# Task description:
In the entries below, return only the line containing "Read all visible content and emit it as JSON." and those after it, exactly, through the last line.

# Records for the exercise:
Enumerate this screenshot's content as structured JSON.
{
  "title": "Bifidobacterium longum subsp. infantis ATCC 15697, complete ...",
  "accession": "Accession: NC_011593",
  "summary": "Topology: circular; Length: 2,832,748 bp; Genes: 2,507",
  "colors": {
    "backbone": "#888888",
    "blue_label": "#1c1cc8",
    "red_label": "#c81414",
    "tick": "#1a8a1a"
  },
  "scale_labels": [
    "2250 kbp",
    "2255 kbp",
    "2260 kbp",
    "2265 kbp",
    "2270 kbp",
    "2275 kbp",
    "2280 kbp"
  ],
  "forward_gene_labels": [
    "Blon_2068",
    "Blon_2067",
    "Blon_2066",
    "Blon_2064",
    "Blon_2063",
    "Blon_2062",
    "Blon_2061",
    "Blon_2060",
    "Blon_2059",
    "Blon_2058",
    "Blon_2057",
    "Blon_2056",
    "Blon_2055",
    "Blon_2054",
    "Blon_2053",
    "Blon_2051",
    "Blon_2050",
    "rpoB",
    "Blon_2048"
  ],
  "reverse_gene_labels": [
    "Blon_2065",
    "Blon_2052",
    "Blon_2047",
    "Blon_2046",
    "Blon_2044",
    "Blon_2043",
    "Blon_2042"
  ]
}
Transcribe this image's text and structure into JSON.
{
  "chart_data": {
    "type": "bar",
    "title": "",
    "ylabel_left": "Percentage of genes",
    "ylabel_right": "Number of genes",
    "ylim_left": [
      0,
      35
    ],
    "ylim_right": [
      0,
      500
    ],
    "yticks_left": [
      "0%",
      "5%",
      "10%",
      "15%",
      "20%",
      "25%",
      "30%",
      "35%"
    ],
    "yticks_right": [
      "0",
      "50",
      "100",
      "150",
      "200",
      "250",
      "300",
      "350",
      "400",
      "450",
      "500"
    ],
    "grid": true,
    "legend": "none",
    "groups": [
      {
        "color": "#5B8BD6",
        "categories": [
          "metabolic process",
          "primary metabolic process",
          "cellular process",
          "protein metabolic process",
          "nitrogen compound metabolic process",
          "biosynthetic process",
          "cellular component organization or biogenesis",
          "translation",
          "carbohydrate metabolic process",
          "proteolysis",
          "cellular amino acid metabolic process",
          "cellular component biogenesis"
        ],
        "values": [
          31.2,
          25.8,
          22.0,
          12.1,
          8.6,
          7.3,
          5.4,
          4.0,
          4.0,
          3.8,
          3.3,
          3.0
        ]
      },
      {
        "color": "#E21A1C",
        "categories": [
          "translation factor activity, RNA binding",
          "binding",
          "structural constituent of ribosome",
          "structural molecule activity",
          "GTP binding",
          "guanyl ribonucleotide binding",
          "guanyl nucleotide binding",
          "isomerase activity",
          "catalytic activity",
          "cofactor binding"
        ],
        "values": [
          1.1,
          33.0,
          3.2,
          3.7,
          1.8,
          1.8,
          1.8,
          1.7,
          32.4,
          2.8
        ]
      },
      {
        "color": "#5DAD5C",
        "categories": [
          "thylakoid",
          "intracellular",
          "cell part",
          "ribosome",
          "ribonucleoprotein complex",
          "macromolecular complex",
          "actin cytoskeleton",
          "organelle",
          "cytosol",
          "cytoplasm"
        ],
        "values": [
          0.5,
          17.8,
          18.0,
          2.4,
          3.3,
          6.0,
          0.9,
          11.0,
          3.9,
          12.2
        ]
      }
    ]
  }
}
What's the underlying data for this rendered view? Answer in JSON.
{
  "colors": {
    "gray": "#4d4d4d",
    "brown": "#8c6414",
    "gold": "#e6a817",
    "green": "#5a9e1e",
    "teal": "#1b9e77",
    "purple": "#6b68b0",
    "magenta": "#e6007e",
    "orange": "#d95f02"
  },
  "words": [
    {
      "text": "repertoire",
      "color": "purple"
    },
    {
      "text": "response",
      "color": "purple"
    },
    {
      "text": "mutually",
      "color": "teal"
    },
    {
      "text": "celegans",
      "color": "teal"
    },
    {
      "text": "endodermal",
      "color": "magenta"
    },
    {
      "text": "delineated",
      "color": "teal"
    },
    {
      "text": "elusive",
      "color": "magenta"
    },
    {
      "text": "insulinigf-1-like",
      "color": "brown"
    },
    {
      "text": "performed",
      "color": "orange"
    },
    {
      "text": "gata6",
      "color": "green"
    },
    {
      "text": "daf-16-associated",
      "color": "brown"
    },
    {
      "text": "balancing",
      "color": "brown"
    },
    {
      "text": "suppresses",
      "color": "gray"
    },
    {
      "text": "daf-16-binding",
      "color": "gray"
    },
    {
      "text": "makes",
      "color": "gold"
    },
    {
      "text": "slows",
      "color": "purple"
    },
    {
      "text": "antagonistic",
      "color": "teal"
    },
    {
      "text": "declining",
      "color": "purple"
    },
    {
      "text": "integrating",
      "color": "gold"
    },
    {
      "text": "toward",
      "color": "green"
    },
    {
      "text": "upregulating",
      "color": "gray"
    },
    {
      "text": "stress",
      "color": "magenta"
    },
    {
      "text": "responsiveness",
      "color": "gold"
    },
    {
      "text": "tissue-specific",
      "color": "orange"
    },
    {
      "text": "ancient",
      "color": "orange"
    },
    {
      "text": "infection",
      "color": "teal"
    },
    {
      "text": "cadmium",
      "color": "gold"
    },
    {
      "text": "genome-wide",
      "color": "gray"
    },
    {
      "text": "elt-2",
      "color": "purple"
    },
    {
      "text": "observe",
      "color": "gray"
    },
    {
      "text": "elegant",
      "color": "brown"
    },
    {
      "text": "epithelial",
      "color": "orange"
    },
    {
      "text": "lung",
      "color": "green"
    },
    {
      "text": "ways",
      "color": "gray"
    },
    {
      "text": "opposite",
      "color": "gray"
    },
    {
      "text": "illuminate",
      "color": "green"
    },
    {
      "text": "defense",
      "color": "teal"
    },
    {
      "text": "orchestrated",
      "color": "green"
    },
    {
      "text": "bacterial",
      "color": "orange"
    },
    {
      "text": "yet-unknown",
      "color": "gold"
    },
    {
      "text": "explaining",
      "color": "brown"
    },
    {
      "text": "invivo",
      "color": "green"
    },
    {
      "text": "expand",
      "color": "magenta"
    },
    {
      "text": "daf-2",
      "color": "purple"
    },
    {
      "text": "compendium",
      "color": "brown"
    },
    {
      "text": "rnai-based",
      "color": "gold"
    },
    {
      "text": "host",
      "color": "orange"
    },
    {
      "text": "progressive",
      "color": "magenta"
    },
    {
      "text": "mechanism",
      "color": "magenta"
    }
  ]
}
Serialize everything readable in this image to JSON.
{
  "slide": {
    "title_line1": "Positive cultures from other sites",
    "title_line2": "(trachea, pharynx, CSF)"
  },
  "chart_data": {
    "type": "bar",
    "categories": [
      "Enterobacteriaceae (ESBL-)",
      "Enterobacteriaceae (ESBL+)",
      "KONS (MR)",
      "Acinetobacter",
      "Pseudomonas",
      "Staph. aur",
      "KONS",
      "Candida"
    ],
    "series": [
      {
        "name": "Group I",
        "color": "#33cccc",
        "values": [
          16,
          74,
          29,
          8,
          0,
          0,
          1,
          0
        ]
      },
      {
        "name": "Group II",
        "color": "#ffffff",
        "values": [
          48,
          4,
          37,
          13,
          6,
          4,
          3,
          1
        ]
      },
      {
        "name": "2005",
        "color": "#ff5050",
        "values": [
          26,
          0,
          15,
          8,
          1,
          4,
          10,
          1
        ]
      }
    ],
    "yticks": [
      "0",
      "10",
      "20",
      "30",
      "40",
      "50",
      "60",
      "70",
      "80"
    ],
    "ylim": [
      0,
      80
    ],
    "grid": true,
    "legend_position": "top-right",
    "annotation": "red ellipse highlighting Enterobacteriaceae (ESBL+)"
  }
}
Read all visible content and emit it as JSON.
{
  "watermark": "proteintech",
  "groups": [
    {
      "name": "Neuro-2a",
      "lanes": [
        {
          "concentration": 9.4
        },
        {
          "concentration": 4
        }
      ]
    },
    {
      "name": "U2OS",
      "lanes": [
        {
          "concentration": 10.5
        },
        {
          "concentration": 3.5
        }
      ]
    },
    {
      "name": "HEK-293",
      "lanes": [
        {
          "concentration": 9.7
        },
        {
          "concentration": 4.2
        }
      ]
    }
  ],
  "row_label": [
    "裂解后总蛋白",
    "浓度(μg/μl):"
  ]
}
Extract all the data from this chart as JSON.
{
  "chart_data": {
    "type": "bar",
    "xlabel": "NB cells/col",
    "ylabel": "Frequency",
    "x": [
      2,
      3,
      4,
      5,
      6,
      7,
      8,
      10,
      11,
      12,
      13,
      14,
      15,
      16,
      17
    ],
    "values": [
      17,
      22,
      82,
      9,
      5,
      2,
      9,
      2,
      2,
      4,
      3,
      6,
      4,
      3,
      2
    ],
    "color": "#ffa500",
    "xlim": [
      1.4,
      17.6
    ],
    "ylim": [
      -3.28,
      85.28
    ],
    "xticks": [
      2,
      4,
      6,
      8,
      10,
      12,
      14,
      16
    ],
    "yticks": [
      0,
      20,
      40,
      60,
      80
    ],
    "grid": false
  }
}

# Response:
Read all visible content and emit it as JSON.
{
  "watermark": "proteintech",
  "groups": [
    {
      "name": "Neuro-2a",
      "lanes": [
        {
          "concentration": 9.4
        },
        {
          "concentration": 4
        }
      ]
    },
    {
      "name": "U2OS",
      "lanes": [
        {
          "concentration": 10.5
        },
        {
          "concentration": 3.5
        }
      ]
    },
    {
      "name": "HEK-293",
      "lanes": [
        {
          "concentration": 9.7
        },
        {
          "concentration": 4.2
        }
      ]
    }
  ],
  "row_label": [
    "裂解后总蛋白",
    "浓度(μg/μl):"
  ]
}
Extract all the data from this chart as JSON.
{
  "chart_data": {
    "type": "bar",
    "xlabel": "NB cells/col",
    "ylabel": "Frequency",
    "x": [
      2,
      3,
      4,
      5,
      6,
      7,
      8,
      10,
      11,
      12,
      13,
      14,
      15,
      16,
      17
    ],
    "values": [
      17,
      22,
      82,
      9,
      5,
      2,
      9,
      2,
      2,
      4,
      3,
      6,
      4,
      3,
      2
    ],
    "color": "#ffa500",
    "xlim": [
      1.4,
      17.6
    ],
    "ylim": [
      -3.28,
      85.28
    ],
    "xticks": [
      2,
      4,
      6,
      8,
      10,
      12,
      14,
      16
    ],
    "yticks": [
      0,
      20,
      40,
      60,
      80
    ],
    "grid": false
  }
}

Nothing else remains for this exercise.